→ Instructions to follow: Each record must be retyped in full. No character may differ.

Stored data entries:

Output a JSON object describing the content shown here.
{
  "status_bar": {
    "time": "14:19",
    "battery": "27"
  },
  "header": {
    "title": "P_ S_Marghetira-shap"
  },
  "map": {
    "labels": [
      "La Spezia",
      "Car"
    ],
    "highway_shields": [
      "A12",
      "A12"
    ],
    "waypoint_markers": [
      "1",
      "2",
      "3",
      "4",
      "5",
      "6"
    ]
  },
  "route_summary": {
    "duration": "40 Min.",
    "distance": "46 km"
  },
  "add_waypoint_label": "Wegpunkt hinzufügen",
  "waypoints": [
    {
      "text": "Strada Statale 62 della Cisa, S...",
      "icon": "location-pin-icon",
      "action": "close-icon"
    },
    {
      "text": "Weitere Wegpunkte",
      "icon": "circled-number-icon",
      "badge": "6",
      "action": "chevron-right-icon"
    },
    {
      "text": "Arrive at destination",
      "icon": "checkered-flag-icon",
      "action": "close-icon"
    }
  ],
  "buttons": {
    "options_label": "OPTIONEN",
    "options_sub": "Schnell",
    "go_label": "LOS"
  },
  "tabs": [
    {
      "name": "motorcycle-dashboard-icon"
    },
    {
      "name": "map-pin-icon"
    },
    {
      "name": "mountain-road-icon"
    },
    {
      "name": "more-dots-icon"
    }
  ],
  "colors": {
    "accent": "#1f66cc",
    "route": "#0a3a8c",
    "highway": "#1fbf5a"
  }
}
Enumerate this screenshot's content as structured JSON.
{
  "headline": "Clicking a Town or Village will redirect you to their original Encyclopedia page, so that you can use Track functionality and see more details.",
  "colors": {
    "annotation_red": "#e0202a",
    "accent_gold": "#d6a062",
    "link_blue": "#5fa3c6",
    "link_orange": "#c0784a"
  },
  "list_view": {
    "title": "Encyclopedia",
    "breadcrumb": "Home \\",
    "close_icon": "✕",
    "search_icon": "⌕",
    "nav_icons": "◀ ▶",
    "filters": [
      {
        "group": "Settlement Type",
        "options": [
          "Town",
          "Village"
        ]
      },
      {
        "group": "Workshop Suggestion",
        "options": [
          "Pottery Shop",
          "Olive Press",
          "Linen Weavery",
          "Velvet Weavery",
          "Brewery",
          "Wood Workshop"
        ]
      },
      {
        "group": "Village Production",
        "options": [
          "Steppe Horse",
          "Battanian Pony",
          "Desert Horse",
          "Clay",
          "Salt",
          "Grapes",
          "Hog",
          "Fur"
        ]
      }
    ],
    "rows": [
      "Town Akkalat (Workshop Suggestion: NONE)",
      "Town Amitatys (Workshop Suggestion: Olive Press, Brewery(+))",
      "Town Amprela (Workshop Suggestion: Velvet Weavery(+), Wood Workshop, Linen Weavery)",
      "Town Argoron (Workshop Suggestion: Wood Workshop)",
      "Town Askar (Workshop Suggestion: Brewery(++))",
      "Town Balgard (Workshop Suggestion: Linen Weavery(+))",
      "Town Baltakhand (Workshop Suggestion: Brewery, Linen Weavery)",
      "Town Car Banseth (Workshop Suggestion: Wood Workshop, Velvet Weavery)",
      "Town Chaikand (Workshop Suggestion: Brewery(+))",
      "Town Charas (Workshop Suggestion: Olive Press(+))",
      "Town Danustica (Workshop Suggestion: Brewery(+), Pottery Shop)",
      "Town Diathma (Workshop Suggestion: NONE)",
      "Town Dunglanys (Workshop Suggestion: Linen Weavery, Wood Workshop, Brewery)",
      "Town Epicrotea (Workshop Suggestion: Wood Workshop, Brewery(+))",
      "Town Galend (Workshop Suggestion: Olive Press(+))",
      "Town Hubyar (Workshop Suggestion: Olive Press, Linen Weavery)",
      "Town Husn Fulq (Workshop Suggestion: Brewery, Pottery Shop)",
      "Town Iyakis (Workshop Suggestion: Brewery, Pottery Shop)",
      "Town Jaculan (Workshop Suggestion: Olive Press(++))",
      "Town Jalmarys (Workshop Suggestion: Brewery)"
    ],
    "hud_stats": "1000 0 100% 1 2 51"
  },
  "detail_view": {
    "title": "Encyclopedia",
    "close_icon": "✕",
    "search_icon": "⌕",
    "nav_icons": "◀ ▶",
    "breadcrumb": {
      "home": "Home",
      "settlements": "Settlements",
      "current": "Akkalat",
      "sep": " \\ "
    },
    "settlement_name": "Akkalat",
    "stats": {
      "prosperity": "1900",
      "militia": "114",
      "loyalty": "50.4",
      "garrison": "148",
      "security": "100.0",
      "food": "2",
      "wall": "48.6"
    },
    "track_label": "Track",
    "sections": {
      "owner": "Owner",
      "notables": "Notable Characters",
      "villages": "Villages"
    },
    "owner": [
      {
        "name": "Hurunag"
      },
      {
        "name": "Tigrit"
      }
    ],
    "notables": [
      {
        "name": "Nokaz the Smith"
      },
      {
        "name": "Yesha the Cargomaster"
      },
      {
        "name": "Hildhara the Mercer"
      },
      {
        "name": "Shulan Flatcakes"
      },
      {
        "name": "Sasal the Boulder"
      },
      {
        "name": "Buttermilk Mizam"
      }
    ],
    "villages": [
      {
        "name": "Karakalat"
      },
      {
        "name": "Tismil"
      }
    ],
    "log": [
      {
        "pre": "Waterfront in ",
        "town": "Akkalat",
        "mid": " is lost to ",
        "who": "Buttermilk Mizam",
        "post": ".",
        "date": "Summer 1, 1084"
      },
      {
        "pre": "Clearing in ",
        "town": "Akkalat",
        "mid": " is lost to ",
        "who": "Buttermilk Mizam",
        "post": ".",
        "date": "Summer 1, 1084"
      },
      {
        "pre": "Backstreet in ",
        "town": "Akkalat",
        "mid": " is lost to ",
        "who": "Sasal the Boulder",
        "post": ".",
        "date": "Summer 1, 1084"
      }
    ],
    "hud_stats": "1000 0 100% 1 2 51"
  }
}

→ The result:
Output a JSON object describing the content shown here.
{
  "status_bar": {
    "time": "14:19",
    "battery": "27"
  },
  "header": {
    "title": "P_ S_Marghetira-shap"
  },
  "map": {
    "labels": [
      "La Spezia",
      "Car"
    ],
    "highway_shields": [
      "A12",
      "A12"
    ],
    "waypoint_markers": [
      "1",
      "2",
      "3",
      "4",
      "5",
      "6"
    ]
  },
  "route_summary": {
    "duration": "40 Min.",
    "distance": "46 km"
  },
  "add_waypoint_label": "Wegpunkt hinzufügen",
  "waypoints": [
    {
      "text": "Strada Statale 62 della Cisa, S...",
      "icon": "location-pin-icon",
      "action": "close-icon"
    },
    {
      "text": "Weitere Wegpunkte",
      "icon": "circled-number-icon",
      "badge": "6",
      "action": "chevron-right-icon"
    },
    {
      "text": "Arrive at destination",
      "icon": "checkered-flag-icon",
      "action": "close-icon"
    }
  ],
  "buttons": {
    "options_label": "OPTIONEN",
    "options_sub": "Schnell",
    "go_label": "LOS"
  },
  "tabs": [
    {
      "name": "motorcycle-dashboard-icon"
    },
    {
      "name": "map-pin-icon"
    },
    {
      "name": "mountain-road-icon"
    },
    {
      "name": "more-dots-icon"
    }
  ],
  "colors": {
    "accent": "#1f66cc",
    "route": "#0a3a8c",
    "highway": "#1fbf5a"
  }
}
Enumerate this screenshot's content as structured JSON.
{
  "headline": "Clicking a Town or Village will redirect you to their original Encyclopedia page, so that you can use Track functionality and see more details.",
  "colors": {
    "annotation_red": "#e0202a",
    "accent_gold": "#d6a062",
    "link_blue": "#5fa3c6",
    "link_orange": "#c0784a"
  },
  "list_view": {
    "title": "Encyclopedia",
    "breadcrumb": "Home \\",
    "close_icon": "✕",
    "search_icon": "⌕",
    "nav_icons": "◀ ▶",
    "filters": [
      {
        "group": "Settlement Type",
        "options": [
          "Town",
          "Village"
        ]
      },
      {
        "group": "Workshop Suggestion",
        "options": [
          "Pottery Shop",
          "Olive Press",
          "Linen Weavery",
          "Velvet Weavery",
          "Brewery",
          "Wood Workshop"
        ]
      },
      {
        "group": "Village Production",
        "options": [
          "Steppe Horse",
          "Battanian Pony",
          "Desert Horse",
          "Clay",
          "Salt",
          "Grapes",
          "Hog",
          "Fur"
        ]
      }
    ],
    "rows": [
      "Town Akkalat (Workshop Suggestion: NONE)",
      "Town Amitatys (Workshop Suggestion: Olive Press, Brewery(+))",
      "Town Amprela (Workshop Suggestion: Velvet Weavery(+), Wood Workshop, Linen Weavery)",
      "Town Argoron (Workshop Suggestion: Wood Workshop)",
      "Town Askar (Workshop Suggestion: Brewery(++))",
      "Town Balgard (Workshop Suggestion: Linen Weavery(+))",
      "Town Baltakhand (Workshop Suggestion: Brewery, Linen Weavery)",
      "Town Car Banseth (Workshop Suggestion: Wood Workshop, Velvet Weavery)",
      "Town Chaikand (Workshop Suggestion: Brewery(+))",
      "Town Charas (Workshop Suggestion: Olive Press(+))",
      "Town Danustica (Workshop Suggestion: Brewery(+), Pottery Shop)",
      "Town Diathma (Workshop Suggestion: NONE)",
      "Town Dunglanys (Workshop Suggestion: Linen Weavery, Wood Workshop, Brewery)",
      "Town Epicrotea (Workshop Suggestion: Wood Workshop, Brewery(+))",
      "Town Galend (Workshop Suggestion: Olive Press(+))",
      "Town Hubyar (Workshop Suggestion: Olive Press, Linen Weavery)",
      "Town Husn Fulq (Workshop Suggestion: Brewery, Pottery Shop)",
      "Town Iyakis (Workshop Suggestion: Brewery, Pottery Shop)",
      "Town Jaculan (Workshop Suggestion: Olive Press(++))",
      "Town Jalmarys (Workshop Suggestion: Brewery)"
    ],
    "hud_stats": "1000 0 100% 1 2 51"
  },
  "detail_view": {
    "title": "Encyclopedia",
    "close_icon": "✕",
    "search_icon": "⌕",
    "nav_icons": "◀ ▶",
    "breadcrumb": {
      "home": "Home",
      "settlements": "Settlements",
      "current": "Akkalat",
      "sep": " \\ "
    },
    "settlement_name": "Akkalat",
    "stats": {
      "prosperity": "1900",
      "militia": "114",
      "loyalty": "50.4",
      "garrison": "148",
      "security": "100.0",
      "food": "2",
      "wall": "48.6"
    },
    "track_label": "Track",
    "sections": {
      "owner": "Owner",
      "notables": "Notable Characters",
      "villages": "Villages"
    },
    "owner": [
      {
        "name": "Hurunag"
      },
      {
        "name": "Tigrit"
      }
    ],
    "notables": [
      {
        "name": "Nokaz the Smith"
      },
      {
        "name": "Yesha the Cargomaster"
      },
      {
        "name": "Hildhara the Mercer"
      },
      {
        "name": "Shulan Flatcakes"
      },
      {
        "name": "Sasal the Boulder"
      },
      {
        "name": "Buttermilk Mizam"
      }
    ],
    "villages": [
      {
        "name": "Karakalat"
      },
      {
        "name": "Tismil"
      }
    ],
    "log": [
      {
        "pre": "Waterfront in ",
        "town": "Akkalat",
        "mid": " is lost to ",
        "who": "Buttermilk Mizam",
        "post": ".",
        "date": "Summer 1, 1084"
      },
      {
        "pre": "Clearing in ",
        "town": "Akkalat",
        "mid": " is lost to ",
        "who": "Buttermilk Mizam",
        "post": ".",
        "date": "Summer 1, 1084"
      },
      {
        "pre": "Backstreet in ",
        "town": "Akkalat",
        "mid": " is lost to ",
        "who": "Sasal the Boulder",
        "post": ".",
        "date": "Summer 1, 1084"
      }
    ],
    "hud_stats": "1000 0 100% 1 2 51"
  }
}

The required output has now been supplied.